━━ RECORDS FOR THE TASK
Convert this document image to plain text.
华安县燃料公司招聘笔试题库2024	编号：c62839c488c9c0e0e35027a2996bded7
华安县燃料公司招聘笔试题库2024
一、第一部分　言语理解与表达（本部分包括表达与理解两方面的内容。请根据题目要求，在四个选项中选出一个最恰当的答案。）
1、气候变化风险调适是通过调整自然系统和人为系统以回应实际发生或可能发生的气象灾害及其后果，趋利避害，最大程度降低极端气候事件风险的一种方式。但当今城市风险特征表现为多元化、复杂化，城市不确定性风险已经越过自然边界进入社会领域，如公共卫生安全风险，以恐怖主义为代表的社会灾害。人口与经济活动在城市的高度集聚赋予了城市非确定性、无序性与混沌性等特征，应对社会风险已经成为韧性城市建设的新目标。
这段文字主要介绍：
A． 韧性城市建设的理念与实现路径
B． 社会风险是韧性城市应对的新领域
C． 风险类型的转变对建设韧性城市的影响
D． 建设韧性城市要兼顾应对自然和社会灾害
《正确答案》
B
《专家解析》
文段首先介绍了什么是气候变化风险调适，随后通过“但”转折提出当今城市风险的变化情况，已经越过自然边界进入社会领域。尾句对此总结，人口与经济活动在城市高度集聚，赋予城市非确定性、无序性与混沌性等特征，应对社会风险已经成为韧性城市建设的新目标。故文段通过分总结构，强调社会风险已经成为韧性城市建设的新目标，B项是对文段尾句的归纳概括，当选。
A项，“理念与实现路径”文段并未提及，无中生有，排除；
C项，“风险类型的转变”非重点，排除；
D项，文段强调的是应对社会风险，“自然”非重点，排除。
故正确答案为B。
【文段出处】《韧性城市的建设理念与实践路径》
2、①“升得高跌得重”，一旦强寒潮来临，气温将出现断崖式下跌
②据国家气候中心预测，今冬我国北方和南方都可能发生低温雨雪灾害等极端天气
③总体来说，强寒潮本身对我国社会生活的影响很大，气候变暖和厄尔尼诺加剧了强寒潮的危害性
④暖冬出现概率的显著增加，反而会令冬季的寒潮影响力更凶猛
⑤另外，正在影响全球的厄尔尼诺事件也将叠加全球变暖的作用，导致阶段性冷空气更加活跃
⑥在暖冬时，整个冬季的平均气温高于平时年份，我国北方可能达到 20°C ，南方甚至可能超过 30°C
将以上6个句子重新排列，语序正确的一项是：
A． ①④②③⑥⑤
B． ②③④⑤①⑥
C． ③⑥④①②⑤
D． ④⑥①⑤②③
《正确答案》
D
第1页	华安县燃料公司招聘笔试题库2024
━━━━
━━ RECORDS FOR THE TASK
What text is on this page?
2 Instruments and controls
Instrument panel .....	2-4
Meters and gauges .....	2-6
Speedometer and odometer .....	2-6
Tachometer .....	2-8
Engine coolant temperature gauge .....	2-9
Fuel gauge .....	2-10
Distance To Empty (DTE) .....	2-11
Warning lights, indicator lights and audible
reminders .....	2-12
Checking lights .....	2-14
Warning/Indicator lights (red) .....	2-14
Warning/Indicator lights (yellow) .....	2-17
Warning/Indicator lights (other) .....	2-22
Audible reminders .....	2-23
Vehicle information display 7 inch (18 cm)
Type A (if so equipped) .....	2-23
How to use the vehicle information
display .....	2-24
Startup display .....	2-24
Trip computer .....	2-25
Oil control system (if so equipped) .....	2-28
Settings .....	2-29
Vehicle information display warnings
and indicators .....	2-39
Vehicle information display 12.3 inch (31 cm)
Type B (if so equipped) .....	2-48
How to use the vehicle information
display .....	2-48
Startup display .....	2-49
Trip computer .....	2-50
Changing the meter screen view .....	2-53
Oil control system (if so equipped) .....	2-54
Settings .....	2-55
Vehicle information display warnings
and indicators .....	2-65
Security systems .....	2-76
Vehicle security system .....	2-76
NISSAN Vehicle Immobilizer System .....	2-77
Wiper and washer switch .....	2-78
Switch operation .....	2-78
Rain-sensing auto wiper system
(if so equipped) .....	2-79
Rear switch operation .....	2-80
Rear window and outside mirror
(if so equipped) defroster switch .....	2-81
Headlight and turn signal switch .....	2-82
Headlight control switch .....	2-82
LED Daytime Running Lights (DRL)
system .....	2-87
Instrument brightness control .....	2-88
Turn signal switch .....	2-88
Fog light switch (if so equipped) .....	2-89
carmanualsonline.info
━━━━
### [EXERCISE DESCRIPTION]
Copy each line above that contains the string "Type".

### [TASK SOLUTION]
Type A (if so equipped) .....	2-23
Type B (if so equipped) .....	2-48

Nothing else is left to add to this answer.